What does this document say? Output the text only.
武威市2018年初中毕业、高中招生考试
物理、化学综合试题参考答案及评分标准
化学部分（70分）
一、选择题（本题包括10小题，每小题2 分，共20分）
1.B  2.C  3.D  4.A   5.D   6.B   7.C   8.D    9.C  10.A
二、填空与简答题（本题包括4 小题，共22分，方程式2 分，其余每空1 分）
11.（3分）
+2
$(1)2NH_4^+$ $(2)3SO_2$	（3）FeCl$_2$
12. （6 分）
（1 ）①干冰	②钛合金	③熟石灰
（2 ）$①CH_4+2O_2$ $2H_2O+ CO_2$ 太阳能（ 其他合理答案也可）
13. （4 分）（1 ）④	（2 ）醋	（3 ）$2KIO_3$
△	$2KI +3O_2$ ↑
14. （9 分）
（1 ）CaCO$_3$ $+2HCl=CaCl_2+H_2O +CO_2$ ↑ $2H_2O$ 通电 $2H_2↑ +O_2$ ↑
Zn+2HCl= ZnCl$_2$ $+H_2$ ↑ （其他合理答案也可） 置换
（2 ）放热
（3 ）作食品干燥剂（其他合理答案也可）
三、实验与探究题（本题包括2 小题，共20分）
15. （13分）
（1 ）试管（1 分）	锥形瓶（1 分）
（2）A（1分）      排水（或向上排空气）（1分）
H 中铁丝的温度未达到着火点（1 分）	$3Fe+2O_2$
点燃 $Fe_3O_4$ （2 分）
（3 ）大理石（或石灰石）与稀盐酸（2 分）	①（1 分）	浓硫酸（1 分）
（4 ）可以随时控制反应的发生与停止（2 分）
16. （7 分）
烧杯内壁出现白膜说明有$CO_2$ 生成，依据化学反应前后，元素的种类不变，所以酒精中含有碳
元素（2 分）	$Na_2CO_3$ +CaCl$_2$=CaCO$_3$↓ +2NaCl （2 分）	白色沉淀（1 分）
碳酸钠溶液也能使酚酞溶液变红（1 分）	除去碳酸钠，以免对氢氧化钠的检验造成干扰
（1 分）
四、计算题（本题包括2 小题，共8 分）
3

- **The problem**
Find "CaCO". Copy every line it occurs in.

- **Written response**
（1 ）CaCO$_3$ $+2HCl=CaCl_2+H_2O +CO_2$ ↑ $2H_2O$ 通电 $2H_2↑ +O_2$ ↑
元素（2 分）	$Na_2CO_3$ +CaCl$_2$=CaCO$_3$↓ +2NaCl （2 分）	白色沉淀（1 分）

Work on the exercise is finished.